(Records that describe figures)
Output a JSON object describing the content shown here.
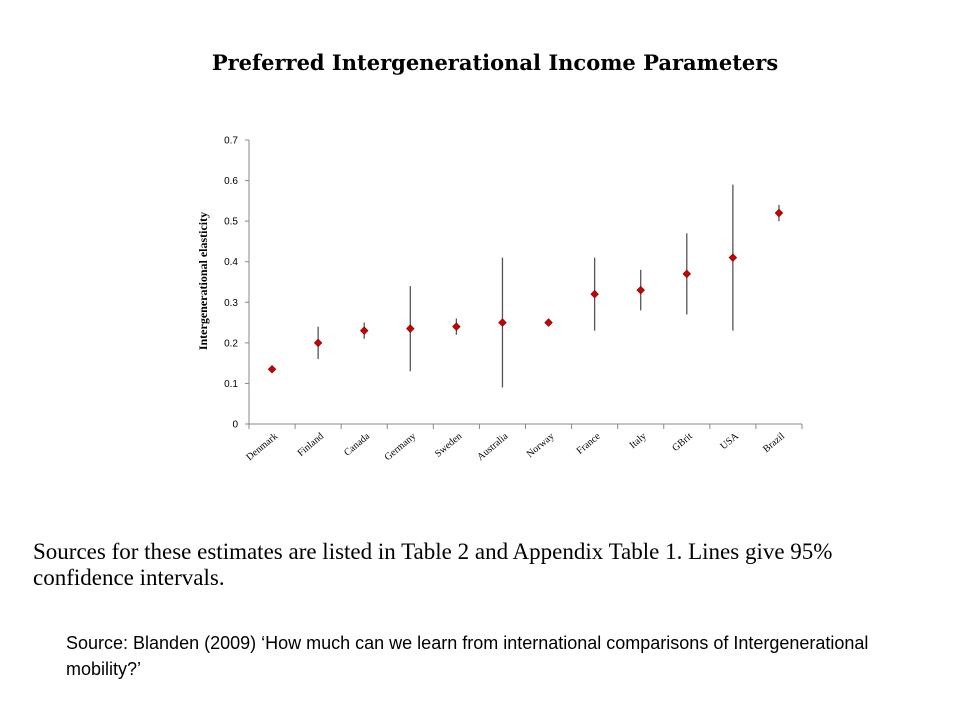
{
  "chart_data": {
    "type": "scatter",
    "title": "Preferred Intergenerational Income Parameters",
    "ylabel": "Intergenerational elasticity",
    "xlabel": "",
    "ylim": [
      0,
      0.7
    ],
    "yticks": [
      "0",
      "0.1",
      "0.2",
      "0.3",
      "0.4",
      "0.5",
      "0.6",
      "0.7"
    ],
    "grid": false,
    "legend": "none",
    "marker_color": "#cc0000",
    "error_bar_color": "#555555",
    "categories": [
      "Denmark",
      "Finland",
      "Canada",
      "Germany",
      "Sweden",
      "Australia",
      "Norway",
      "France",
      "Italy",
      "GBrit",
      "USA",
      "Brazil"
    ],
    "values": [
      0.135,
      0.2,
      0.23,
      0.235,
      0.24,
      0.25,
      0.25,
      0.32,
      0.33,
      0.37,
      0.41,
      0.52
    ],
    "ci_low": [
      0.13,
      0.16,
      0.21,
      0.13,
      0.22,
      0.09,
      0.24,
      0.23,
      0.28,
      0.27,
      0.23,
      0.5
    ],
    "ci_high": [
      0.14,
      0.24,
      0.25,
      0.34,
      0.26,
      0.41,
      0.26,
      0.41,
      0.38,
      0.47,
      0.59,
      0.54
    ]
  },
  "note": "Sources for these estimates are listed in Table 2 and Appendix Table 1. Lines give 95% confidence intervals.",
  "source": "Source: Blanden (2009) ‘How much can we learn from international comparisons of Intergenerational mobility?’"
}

__What the exercise asks__: Find the lines of the material that hold the word "Intergenerational" and report their count alone.

__In response__: 3